• _Brief_:
Every entry must be copied word for word.
__________________________________________________
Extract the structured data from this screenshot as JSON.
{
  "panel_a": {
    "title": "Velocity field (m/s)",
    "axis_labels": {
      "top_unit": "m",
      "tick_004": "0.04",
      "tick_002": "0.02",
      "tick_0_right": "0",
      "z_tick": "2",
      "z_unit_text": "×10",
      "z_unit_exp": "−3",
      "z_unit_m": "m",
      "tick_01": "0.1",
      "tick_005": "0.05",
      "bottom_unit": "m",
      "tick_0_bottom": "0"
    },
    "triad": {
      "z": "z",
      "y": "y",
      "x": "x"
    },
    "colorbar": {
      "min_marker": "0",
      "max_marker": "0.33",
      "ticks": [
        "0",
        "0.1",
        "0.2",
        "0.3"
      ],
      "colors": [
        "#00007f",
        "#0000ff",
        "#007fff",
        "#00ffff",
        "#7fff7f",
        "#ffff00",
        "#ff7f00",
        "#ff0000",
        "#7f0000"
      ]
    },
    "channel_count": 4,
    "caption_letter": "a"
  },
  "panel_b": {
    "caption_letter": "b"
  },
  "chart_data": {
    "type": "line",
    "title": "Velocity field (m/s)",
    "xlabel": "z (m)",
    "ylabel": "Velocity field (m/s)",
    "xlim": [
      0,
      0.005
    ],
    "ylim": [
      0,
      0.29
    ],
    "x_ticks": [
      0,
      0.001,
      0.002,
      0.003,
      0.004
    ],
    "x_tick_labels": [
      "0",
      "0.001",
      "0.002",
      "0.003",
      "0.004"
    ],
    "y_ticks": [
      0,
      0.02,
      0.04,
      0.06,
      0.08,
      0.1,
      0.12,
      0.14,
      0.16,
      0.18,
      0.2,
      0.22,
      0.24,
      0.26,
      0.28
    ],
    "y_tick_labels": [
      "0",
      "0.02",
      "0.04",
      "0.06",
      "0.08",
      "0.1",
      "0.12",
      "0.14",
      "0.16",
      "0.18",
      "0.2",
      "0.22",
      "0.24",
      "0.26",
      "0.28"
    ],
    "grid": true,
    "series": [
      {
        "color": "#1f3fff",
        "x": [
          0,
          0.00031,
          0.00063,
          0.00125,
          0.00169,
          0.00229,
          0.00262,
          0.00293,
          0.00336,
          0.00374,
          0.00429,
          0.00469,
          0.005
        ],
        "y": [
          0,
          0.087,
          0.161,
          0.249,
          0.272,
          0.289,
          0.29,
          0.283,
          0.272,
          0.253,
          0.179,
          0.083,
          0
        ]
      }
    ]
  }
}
__________________________________________________
• _Finished exercise_:
Extract the structured data from this screenshot as JSON.
{
  "panel_a": {
    "title": "Velocity field (m/s)",
    "axis_labels": {
      "top_unit": "m",
      "tick_004": "0.04",
      "tick_002": "0.02",
      "tick_0_right": "0",
      "z_tick": "2",
      "z_unit_text": "×10",
      "z_unit_exp": "−3",
      "z_unit_m": "m",
      "tick_01": "0.1",
      "tick_005": "0.05",
      "bottom_unit": "m",
      "tick_0_bottom": "0"
    },
    "triad": {
      "z": "z",
      "y": "y",
      "x": "x"
    },
    "colorbar": {
      "min_marker": "0",
      "max_marker": "0.33",
      "ticks": [
        "0",
        "0.1",
        "0.2",
        "0.3"
      ],
      "colors": [
        "#00007f",
        "#0000ff",
        "#007fff",
        "#00ffff",
        "#7fff7f",
        "#ffff00",
        "#ff7f00",
        "#ff0000",
        "#7f0000"
      ]
    },
    "channel_count": 4,
    "caption_letter": "a"
  },
  "panel_b": {
    "caption_letter": "b"
  },
  "chart_data": {
    "type": "line",
    "title": "Velocity field (m/s)",
    "xlabel": "z (m)",
    "ylabel": "Velocity field (m/s)",
    "xlim": [
      0,
      0.005
    ],
    "ylim": [
      0,
      0.29
    ],
    "x_ticks": [
      0,
      0.001,
      0.002,
      0.003,
      0.004
    ],
    "x_tick_labels": [
      "0",
      "0.001",
      "0.002",
      "0.003",
      "0.004"
    ],
    "y_ticks": [
      0,
      0.02,
      0.04,
      0.06,
      0.08,
      0.1,
      0.12,
      0.14,
      0.16,
      0.18,
      0.2,
      0.22,
      0.24,
      0.26,
      0.28
    ],
    "y_tick_labels": [
      "0",
      "0.02",
      "0.04",
      "0.06",
      "0.08",
      "0.1",
      "0.12",
      "0.14",
      "0.16",
      "0.18",
      "0.2",
      "0.22",
      "0.24",
      "0.26",
      "0.28"
    ],
    "grid": true,
    "series": [
      {
        "color": "#1f3fff",
        "x": [
          0,
          0.00031,
          0.00063,
          0.00125,
          0.00169,
          0.00229,
          0.00262,
          0.00293,
          0.00336,
          0.00374,
          0.00429,
          0.00469,
          0.005
        ],
        "y": [
          0,
          0.087,
          0.161,
          0.249,
          0.272,
          0.289,
          0.29,
          0.283,
          0.272,
          0.253,
          0.179,
          0.083,
          0
        ]
      }
    ]
  }
}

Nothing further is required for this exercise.